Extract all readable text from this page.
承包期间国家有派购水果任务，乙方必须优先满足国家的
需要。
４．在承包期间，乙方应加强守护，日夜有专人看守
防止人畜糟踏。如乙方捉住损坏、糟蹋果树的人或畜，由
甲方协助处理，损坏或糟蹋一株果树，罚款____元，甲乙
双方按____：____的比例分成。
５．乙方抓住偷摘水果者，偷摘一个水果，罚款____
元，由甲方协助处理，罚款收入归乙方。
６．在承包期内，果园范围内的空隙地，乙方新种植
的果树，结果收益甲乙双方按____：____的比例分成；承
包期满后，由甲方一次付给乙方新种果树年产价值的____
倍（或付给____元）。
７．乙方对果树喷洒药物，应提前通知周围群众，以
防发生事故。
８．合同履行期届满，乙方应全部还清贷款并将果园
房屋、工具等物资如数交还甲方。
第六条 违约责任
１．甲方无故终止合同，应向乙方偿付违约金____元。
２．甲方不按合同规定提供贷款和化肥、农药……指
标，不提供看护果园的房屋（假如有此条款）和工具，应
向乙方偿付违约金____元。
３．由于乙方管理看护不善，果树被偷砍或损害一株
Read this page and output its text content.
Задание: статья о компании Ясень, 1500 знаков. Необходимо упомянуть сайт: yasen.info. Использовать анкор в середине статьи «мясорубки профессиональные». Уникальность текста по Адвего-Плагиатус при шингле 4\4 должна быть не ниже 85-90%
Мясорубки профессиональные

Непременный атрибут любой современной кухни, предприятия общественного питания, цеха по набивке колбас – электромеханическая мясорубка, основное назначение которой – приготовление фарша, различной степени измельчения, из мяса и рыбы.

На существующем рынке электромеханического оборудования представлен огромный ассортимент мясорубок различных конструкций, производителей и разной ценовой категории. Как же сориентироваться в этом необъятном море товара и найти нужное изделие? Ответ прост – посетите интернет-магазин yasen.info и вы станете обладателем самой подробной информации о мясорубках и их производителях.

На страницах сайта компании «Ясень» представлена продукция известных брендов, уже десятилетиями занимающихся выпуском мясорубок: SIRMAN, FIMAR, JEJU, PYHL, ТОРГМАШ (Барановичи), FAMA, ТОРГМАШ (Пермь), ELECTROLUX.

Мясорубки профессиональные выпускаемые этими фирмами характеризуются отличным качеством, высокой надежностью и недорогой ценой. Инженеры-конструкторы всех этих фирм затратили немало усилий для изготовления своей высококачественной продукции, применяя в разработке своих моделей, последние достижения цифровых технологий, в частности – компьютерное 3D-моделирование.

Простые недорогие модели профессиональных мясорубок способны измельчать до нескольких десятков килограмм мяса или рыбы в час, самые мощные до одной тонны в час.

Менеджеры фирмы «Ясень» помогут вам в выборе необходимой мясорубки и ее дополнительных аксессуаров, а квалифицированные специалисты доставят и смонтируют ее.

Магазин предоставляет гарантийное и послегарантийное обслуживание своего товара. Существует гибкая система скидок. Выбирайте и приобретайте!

Exercise requirements =
Exact copies of all the records are required.

Answer for this exercise =
Extract all readable text from this page.
承包期间国家有派购水果任务，乙方必须优先满足国家的
需要。
４．在承包期间，乙方应加强守护，日夜有专人看守
防止人畜糟踏。如乙方捉住损坏、糟蹋果树的人或畜，由
甲方协助处理，损坏或糟蹋一株果树，罚款____元，甲乙
双方按____：____的比例分成。
５．乙方抓住偷摘水果者，偷摘一个水果，罚款____
元，由甲方协助处理，罚款收入归乙方。
６．在承包期内，果园范围内的空隙地，乙方新种植
的果树，结果收益甲乙双方按____：____的比例分成；承
包期满后，由甲方一次付给乙方新种果树年产价值的____
倍（或付给____元）。
７．乙方对果树喷洒药物，应提前通知周围群众，以
防发生事故。
８．合同履行期届满，乙方应全部还清贷款并将果园
房屋、工具等物资如数交还甲方。
第六条 违约责任
１．甲方无故终止合同，应向乙方偿付违约金____元。
２．甲方不按合同规定提供贷款和化肥、农药……指
标，不提供看护果园的房屋（假如有此条款）和工具，应
向乙方偿付违约金____元。
３．由于乙方管理看护不善，果树被偷砍或损害一株
Read this page and output its text content.
Задание: статья о компании Ясень, 1500 знаков. Необходимо упомянуть сайт: yasen.info. Использовать анкор в середине статьи «мясорубки профессиональные». Уникальность текста по Адвего-Плагиатус при шингле 4\4 должна быть не ниже 85-90%
Мясорубки профессиональные

Непременный атрибут любой современной кухни, предприятия общественного питания, цеха по набивке колбас – электромеханическая мясорубка, основное назначение которой – приготовление фарша, различной степени измельчения, из мяса и рыбы.

На существующем рынке электромеханического оборудования представлен огромный ассортимент мясорубок различных конструкций, производителей и разной ценовой категории. Как же сориентироваться в этом необъятном море товара и найти нужное изделие? Ответ прост – посетите интернет-магазин yasen.info и вы станете обладателем самой подробной информации о мясорубках и их производителях.

На страницах сайта компании «Ясень» представлена продукция известных брендов, уже десятилетиями занимающихся выпуском мясорубок: SIRMAN, FIMAR, JEJU, PYHL, ТОРГМАШ (Барановичи), FAMA, ТОРГМАШ (Пермь), ELECTROLUX.

Мясорубки профессиональные выпускаемые этими фирмами характеризуются отличным качеством, высокой надежностью и недорогой ценой. Инженеры-конструкторы всех этих фирм затратили немало усилий для изготовления своей высококачественной продукции, применяя в разработке своих моделей, последние достижения цифровых технологий, в частности – компьютерное 3D-моделирование.

Простые недорогие модели профессиональных мясорубок способны измельчать до нескольких десятков килограмм мяса или рыбы в час, самые мощные до одной тонны в час.

Менеджеры фирмы «Ясень» помогут вам в выборе необходимой мясорубки и ее дополнительных аксессуаров, а квалифицированные специалисты доставят и смонтируют ее.

Магазин предоставляет гарантийное и послегарантийное обслуживание своего товара. Существует гибкая система скидок. Выбирайте и приобретайте!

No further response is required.